BEGIN
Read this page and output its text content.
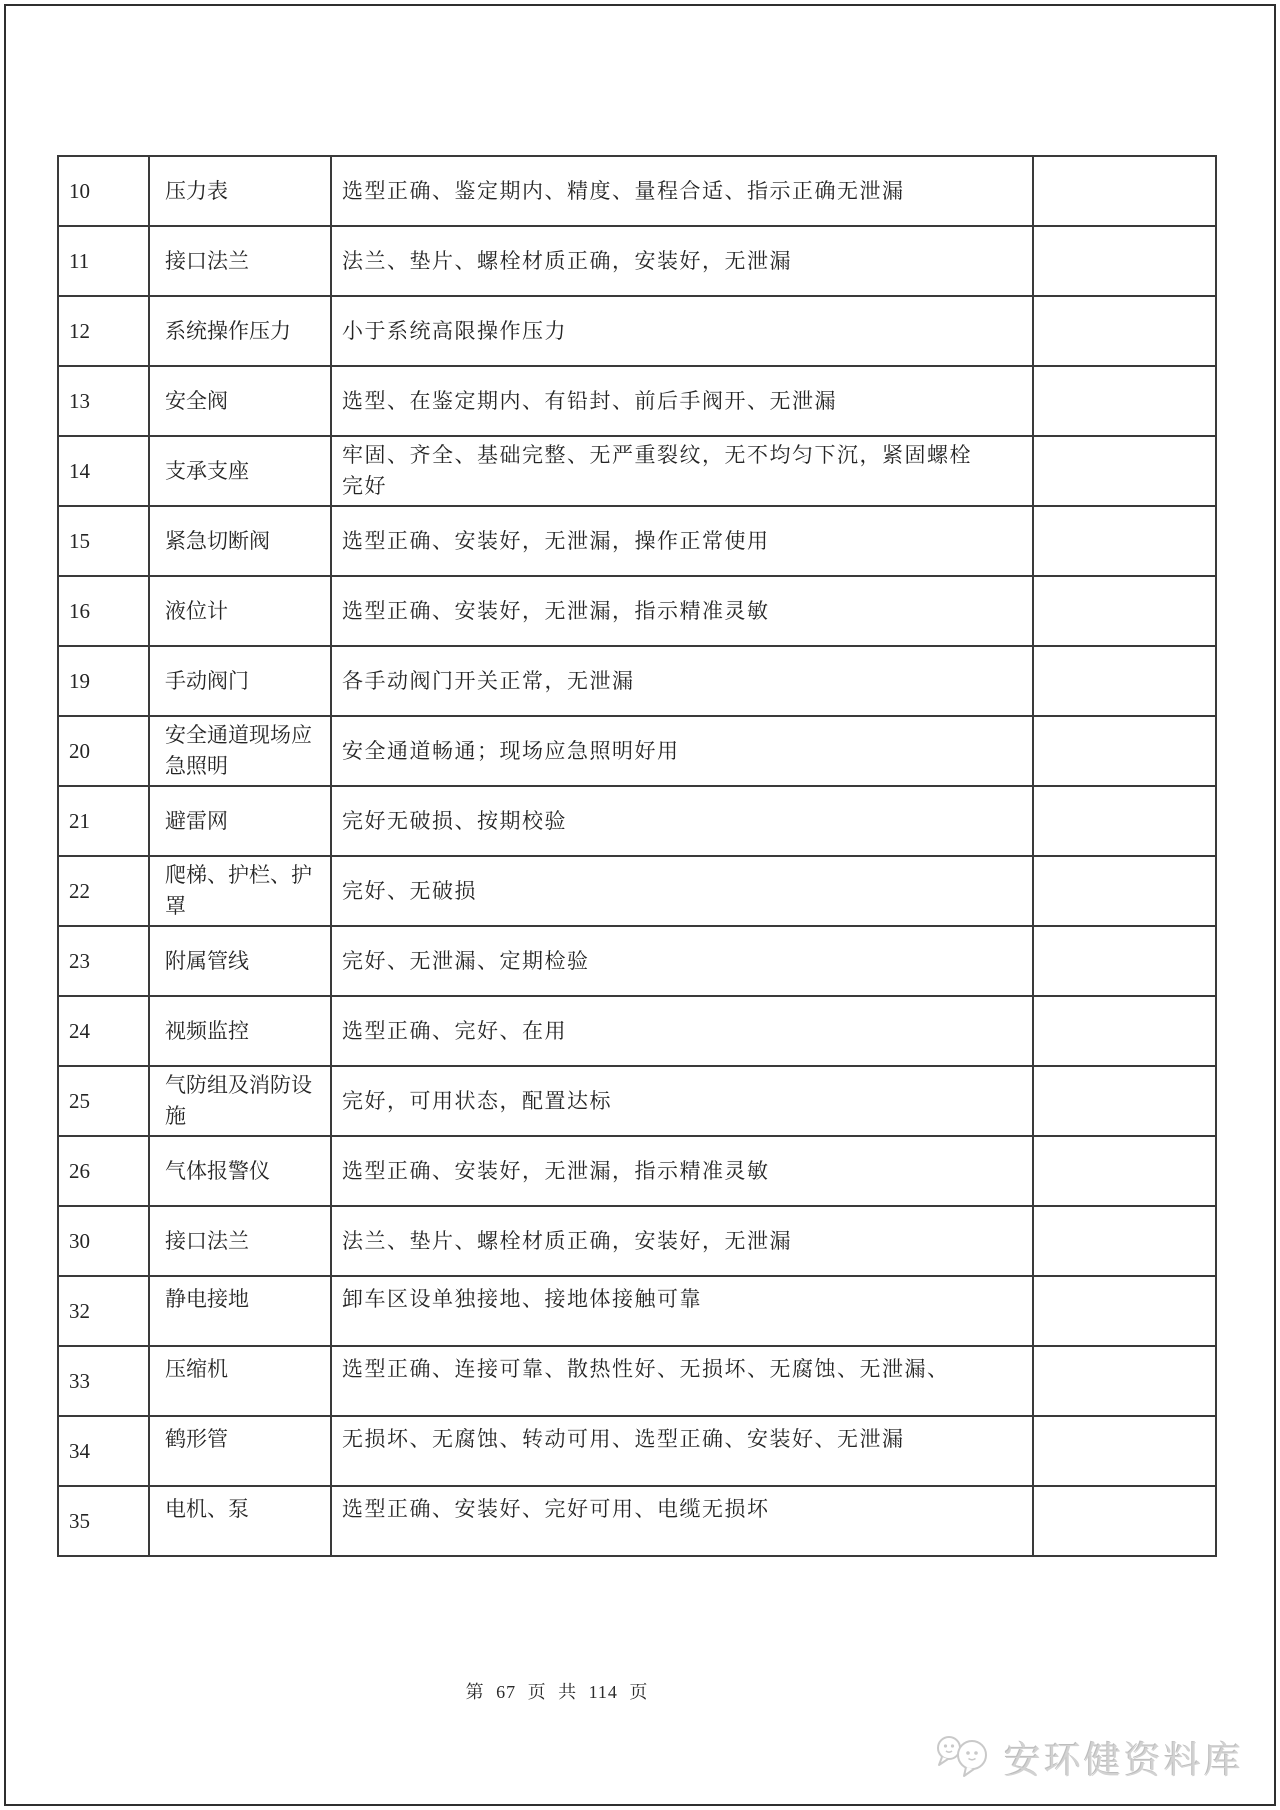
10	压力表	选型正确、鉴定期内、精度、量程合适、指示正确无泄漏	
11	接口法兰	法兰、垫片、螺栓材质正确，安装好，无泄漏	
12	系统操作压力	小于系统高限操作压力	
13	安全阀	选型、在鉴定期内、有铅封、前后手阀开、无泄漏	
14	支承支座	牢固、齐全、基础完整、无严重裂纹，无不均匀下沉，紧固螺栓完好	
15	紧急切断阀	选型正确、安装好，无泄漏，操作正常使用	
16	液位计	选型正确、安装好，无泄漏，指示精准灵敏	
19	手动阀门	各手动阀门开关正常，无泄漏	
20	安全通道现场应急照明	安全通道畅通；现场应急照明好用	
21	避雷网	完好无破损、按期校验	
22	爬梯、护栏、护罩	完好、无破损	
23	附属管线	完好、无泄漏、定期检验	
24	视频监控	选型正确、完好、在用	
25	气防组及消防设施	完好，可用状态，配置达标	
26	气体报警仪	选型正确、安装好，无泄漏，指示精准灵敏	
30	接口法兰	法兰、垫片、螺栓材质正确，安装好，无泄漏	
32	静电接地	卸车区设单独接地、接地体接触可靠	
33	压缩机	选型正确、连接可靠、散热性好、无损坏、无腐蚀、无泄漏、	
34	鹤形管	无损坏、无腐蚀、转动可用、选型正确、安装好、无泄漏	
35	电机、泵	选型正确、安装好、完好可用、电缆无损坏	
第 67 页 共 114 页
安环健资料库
END
## The exercise
Extract every line from the records above that contains the word "螺栓材质正确".

## Answer to the task
11	接口法兰	法兰、垫片、螺栓材质正确，安装好，无泄漏	
30	接口法兰	法兰、垫片、螺栓材质正确，安装好，无泄漏	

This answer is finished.